View source: R/parameterize_pbtk.R
parameterize_pbtk | R Documentation |
Generate a chemical- and species-specific set of PBPK model parameters.
Parameters include
tissue:plasma partition coefficients, organ volumes, and flows
for the tissue lumping scheme specified by argument tissuelist.
Tissure:(fraction unbound in) plasma partitition coefficients are predicted
via Schmitt (2008)'s method as modified by Pearce et al. (2017) using
predict_partitioning_schmitt
. Organ volumes and flows are
retrieved from table physiology.data
.
Tissues must be described in table tissue.data
.
parameterize_pbtk( chem.cas = NULL, chem.name = NULL, dtxsid = NULL, species = "Human", default.to.human = FALSE, tissuelist = list(liver = c("liver"), kidney = c("kidney"), lung = c("lung"), gut = c("gut")), force.human.clint.fup = FALSE, clint.pvalue.threshold = 0.05, adjusted.Funbound.plasma = TRUE, adjusted.Clint = TRUE, regression = TRUE, suppress.messages = FALSE, restrictive.clearance = TRUE, minimum.Funbound.plasma = 1e-04, million.cells.per.gliver = 110, liver.density = 1.05, kgutabs = 2.18 )
chem.cas |
Chemical Abstract Services Registry Number (CAS-RN) – the chemical must be identified by either CAS, name, or DTXISD |
chem.name |
Chemical name (spaces and capitalization ignored) – the chemical must be identified by either CAS, name, or DTXISD |
dtxsid |
EPA's 'DSSTox Structure ID (https://comptox.epa.gov/dashboard) – the chemical must be identified by either CAS, name, or DTXSIDs |
species |
Species desired (either "Rat", "Rabbit", "Dog", "Mouse", or default "Human"). |
default.to.human |
Substitutes missing animal values with human values if true (hepatic intrinsic clearance or fraction of unbound plasma). |
tissuelist |
Specifies compartment names and tissues groupings.
Remaining tissues in tissue.data are lumped in the rest of the body.

□ □ □ □ □ □ □

Problem requirements:
Answer these from the parameterize_pbtk documentation:
1. From which table are organ volumes and flows retrieved?
2. What default value does the function give kgutabs?
3. Besides "Human", which species can be requested?

□ □ □ □ □ □ □

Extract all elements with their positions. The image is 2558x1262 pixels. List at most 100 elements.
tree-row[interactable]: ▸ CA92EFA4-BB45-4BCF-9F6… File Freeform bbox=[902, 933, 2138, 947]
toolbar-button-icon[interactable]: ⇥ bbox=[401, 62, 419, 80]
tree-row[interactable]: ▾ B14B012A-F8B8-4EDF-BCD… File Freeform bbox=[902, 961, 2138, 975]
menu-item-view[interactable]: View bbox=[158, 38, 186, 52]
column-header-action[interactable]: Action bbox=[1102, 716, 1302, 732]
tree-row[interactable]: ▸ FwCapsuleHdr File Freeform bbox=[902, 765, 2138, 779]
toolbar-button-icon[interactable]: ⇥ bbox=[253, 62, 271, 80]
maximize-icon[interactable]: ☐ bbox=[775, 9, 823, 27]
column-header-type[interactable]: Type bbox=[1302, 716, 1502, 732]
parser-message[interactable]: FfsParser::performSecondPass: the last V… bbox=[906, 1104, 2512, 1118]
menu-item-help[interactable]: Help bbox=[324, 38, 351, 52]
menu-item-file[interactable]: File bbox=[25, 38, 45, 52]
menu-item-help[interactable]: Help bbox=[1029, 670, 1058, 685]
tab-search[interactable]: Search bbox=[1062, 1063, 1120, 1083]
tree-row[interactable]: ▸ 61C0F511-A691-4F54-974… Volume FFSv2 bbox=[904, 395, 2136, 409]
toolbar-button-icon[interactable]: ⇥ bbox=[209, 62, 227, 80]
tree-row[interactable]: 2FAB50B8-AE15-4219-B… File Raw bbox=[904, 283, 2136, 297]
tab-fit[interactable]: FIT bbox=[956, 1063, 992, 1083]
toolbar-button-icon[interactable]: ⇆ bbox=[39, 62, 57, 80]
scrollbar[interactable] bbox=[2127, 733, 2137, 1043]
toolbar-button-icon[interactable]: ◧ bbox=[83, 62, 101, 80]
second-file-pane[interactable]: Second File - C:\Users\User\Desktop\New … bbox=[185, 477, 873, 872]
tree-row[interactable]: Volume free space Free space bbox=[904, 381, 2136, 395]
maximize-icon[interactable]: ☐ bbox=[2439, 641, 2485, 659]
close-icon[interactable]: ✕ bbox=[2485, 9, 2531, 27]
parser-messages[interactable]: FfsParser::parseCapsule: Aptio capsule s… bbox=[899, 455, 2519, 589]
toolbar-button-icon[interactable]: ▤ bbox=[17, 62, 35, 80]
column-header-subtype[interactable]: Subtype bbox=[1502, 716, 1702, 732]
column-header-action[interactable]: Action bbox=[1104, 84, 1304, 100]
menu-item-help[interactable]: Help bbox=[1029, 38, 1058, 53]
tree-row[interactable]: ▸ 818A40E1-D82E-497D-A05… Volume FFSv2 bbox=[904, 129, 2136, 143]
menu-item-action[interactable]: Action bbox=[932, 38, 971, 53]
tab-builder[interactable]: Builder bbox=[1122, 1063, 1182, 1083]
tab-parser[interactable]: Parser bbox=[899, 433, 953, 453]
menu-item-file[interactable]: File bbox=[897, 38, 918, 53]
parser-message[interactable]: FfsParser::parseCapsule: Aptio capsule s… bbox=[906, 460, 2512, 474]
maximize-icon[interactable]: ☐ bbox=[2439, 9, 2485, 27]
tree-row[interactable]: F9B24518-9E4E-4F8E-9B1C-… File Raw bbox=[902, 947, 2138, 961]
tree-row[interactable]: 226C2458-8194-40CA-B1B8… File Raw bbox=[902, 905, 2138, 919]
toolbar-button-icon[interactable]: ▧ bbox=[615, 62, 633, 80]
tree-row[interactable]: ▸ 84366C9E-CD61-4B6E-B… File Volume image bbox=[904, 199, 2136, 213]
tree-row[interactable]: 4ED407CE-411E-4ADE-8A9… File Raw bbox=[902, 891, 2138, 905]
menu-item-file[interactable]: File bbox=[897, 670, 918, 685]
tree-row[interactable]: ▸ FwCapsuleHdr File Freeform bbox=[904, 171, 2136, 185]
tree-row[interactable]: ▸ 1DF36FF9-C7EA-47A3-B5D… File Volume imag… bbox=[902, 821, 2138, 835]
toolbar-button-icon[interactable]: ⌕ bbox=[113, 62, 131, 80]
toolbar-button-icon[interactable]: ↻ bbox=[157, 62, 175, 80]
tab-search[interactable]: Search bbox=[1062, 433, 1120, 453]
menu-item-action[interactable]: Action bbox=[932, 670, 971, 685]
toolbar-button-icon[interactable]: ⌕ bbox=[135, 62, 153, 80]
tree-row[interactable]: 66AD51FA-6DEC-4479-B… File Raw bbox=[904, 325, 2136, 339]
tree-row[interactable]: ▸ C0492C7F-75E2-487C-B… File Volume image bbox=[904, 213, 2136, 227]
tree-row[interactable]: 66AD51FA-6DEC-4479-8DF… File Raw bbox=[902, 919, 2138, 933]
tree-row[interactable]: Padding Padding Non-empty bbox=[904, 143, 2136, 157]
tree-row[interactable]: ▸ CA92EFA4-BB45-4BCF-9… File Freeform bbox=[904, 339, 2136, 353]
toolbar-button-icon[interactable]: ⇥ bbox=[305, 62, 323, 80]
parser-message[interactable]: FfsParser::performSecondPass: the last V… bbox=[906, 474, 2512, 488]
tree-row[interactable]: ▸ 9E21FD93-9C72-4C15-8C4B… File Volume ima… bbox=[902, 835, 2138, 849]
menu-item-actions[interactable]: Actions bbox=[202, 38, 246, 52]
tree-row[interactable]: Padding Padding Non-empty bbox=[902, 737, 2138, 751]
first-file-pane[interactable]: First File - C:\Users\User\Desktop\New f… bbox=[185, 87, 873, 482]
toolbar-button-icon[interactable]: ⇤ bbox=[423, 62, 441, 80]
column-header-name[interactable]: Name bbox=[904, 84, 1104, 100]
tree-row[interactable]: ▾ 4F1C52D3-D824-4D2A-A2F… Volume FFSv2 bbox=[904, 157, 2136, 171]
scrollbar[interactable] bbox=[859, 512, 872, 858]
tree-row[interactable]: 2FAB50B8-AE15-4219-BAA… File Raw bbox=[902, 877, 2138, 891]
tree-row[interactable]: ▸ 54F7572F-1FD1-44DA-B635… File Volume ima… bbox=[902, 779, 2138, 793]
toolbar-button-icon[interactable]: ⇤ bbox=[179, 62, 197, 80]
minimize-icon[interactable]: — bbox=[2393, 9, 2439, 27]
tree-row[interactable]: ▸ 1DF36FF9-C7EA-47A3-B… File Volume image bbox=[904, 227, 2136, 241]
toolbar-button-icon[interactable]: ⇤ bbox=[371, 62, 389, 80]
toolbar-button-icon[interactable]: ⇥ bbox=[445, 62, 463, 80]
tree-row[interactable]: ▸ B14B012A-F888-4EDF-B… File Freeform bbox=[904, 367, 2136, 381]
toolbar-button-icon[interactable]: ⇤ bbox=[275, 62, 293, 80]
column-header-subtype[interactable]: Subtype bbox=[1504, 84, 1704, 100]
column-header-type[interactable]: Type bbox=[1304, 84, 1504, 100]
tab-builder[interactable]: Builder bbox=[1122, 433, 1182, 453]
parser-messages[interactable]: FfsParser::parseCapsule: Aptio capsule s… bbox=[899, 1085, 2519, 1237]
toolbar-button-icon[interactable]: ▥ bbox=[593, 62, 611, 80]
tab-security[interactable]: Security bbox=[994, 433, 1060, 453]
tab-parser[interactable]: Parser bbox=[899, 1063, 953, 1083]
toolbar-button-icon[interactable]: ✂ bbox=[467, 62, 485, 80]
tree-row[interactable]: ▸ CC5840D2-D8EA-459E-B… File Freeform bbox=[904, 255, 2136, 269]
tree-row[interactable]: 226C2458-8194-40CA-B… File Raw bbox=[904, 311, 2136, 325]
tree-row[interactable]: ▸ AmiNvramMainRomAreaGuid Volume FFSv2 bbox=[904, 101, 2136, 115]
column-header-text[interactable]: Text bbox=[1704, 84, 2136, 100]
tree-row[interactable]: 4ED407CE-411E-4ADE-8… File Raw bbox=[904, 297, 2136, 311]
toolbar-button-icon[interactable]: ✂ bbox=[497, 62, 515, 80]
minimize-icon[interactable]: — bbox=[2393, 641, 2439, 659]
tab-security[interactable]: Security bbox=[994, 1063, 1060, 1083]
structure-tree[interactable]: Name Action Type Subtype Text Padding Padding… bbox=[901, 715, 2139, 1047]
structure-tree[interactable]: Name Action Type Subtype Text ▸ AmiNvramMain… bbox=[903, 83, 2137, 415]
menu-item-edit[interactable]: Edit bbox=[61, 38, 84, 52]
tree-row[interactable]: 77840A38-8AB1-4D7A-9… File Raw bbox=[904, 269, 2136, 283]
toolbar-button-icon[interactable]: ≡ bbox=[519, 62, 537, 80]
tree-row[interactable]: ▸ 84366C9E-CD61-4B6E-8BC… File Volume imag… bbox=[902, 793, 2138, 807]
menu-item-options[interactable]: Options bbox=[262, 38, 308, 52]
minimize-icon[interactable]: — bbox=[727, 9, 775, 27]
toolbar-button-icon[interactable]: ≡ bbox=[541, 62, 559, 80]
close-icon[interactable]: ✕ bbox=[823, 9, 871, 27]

□ □ □ □ □ □ □

Response below:
1. physiology.data
2. 2.18
3. "Rat", "Rabbit", "Dog", and "Mouse"